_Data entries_
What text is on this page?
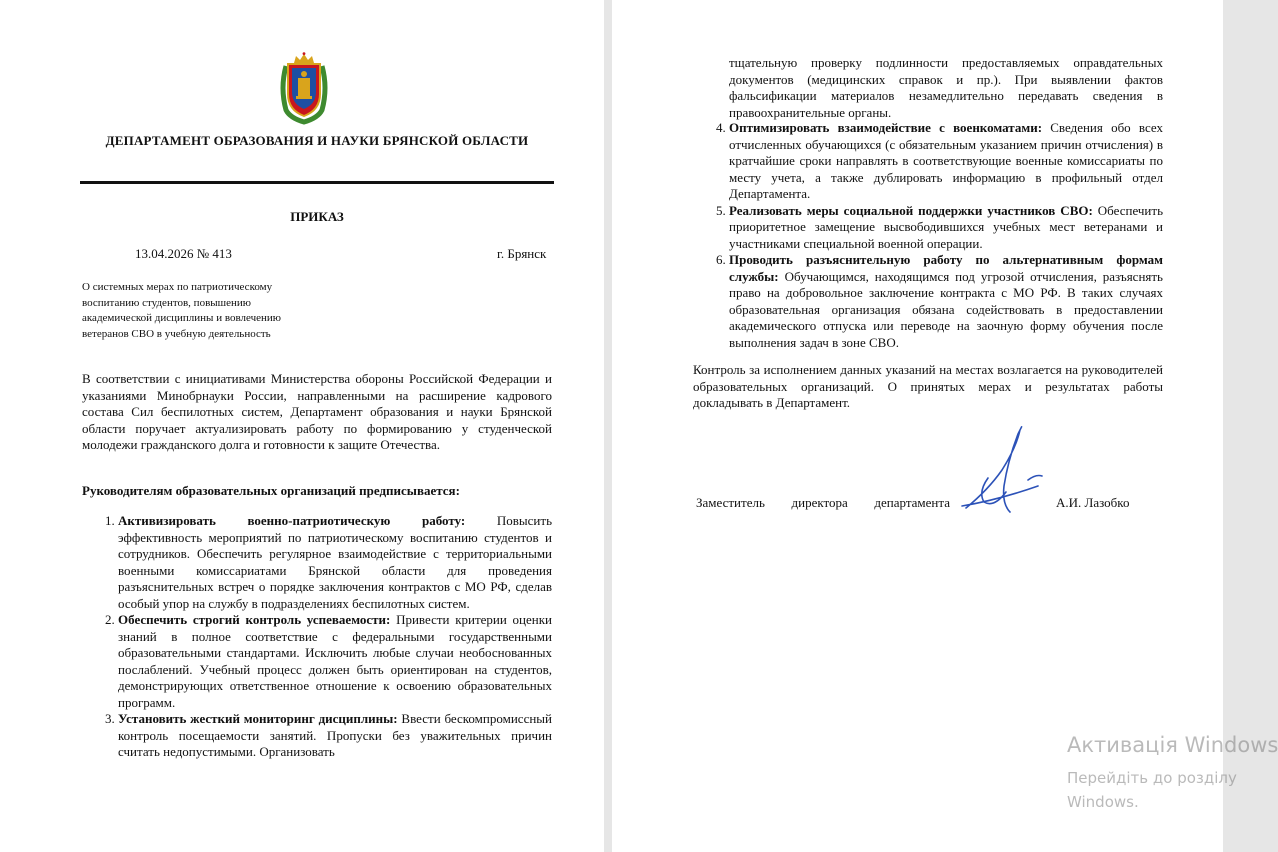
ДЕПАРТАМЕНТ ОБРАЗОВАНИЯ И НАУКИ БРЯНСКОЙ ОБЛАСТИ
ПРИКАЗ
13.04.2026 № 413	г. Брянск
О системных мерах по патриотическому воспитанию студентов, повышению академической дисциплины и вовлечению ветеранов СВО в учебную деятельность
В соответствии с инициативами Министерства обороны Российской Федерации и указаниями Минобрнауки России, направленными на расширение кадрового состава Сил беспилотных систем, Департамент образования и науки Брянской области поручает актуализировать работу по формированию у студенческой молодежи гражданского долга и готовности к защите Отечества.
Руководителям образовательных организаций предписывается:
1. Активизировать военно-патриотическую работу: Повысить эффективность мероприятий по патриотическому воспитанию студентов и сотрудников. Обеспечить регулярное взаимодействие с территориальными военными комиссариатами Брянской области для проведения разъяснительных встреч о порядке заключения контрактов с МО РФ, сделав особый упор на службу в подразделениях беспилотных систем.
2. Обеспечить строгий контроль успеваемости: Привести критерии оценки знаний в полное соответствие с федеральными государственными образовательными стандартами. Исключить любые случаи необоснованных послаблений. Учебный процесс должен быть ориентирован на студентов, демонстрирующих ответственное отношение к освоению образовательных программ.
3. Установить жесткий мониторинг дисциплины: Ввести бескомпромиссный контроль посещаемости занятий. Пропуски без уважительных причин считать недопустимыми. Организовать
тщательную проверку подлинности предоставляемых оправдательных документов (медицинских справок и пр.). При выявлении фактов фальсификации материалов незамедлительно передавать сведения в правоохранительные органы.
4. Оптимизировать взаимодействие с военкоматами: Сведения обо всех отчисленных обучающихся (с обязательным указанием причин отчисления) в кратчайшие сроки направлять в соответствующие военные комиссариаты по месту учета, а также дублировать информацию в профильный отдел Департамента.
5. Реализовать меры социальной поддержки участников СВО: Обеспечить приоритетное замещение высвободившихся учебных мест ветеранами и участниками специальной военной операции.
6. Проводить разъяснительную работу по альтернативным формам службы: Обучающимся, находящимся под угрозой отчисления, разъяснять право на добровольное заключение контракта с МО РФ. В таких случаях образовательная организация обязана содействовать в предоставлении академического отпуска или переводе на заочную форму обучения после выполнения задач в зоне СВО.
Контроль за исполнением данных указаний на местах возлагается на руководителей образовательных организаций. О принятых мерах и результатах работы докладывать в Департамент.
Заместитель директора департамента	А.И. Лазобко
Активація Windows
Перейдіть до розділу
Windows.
...
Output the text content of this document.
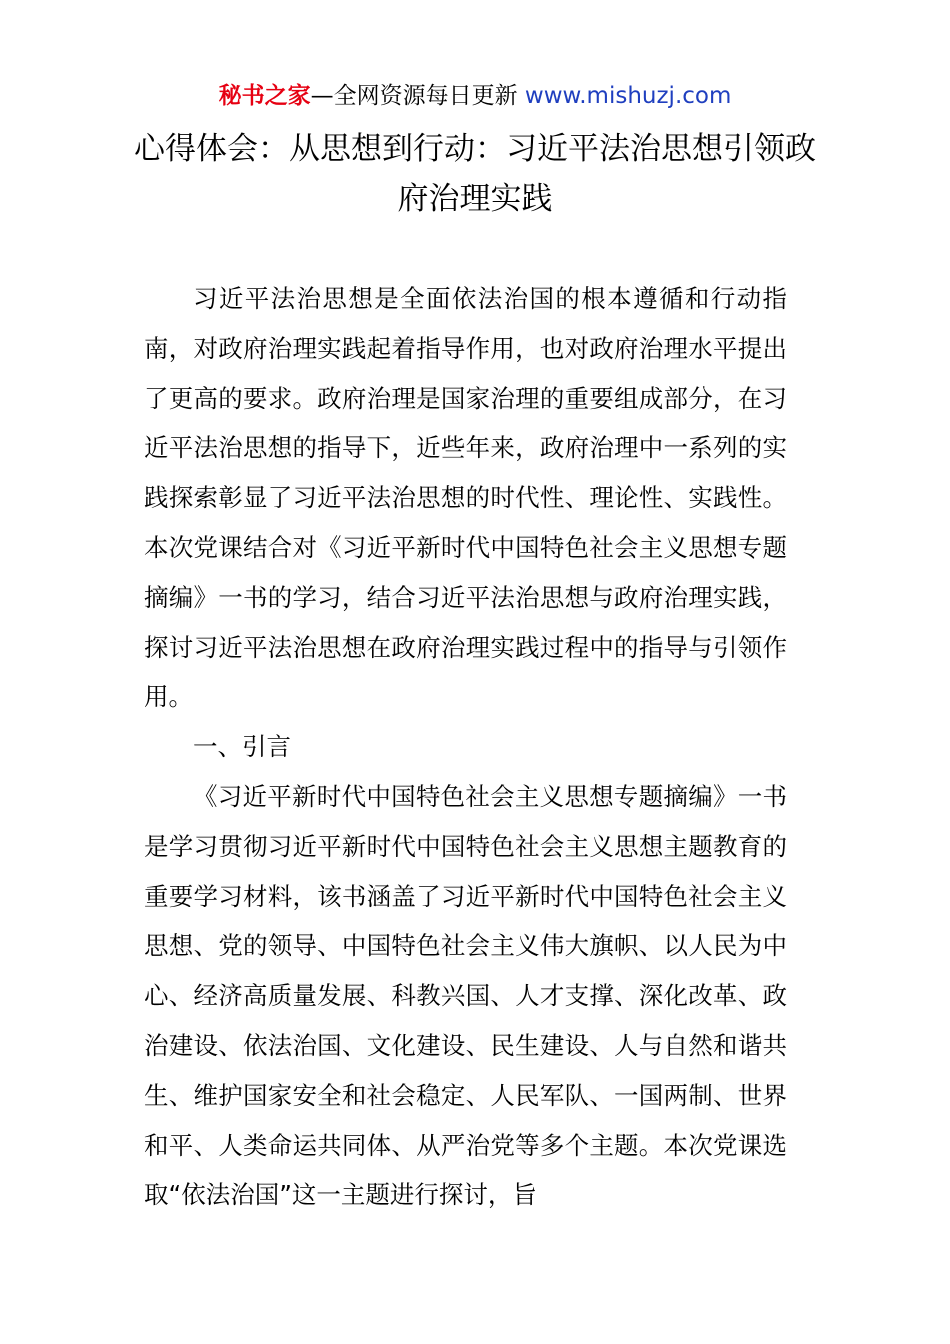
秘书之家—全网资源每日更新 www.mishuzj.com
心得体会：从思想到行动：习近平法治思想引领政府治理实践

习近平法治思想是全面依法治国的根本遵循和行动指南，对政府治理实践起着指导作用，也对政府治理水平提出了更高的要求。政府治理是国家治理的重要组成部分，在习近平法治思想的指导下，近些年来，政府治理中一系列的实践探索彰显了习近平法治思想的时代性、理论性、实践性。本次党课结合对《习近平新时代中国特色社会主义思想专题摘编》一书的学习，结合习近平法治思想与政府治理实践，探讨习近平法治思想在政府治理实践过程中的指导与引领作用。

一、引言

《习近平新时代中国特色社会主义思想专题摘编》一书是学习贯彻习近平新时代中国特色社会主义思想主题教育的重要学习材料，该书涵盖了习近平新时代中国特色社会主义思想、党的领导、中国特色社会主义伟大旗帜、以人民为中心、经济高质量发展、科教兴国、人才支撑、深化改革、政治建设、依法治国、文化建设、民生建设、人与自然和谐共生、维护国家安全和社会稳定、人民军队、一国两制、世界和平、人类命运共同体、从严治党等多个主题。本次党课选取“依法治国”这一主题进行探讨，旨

_To be done_
Find the word "образовательных" and list each line it appears in.

_Exercise result_
Руководителям образовательных организаций предписывается:
2. Обеспечить строгий контроль успеваемости: Привести критерии оценки знаний в полное соответствие с федеральными государственными образовательными стандартами. Исключить любые случаи необоснованных послаблений. Учебный процесс должен быть ориентирован на студентов, демонстрирующих ответственное отношение к освоению образовательных программ.
Контроль за исполнением данных указаний на местах возлагается на руководителей образовательных организаций. О принятых мерах и результатах работы докладывать в Департамент.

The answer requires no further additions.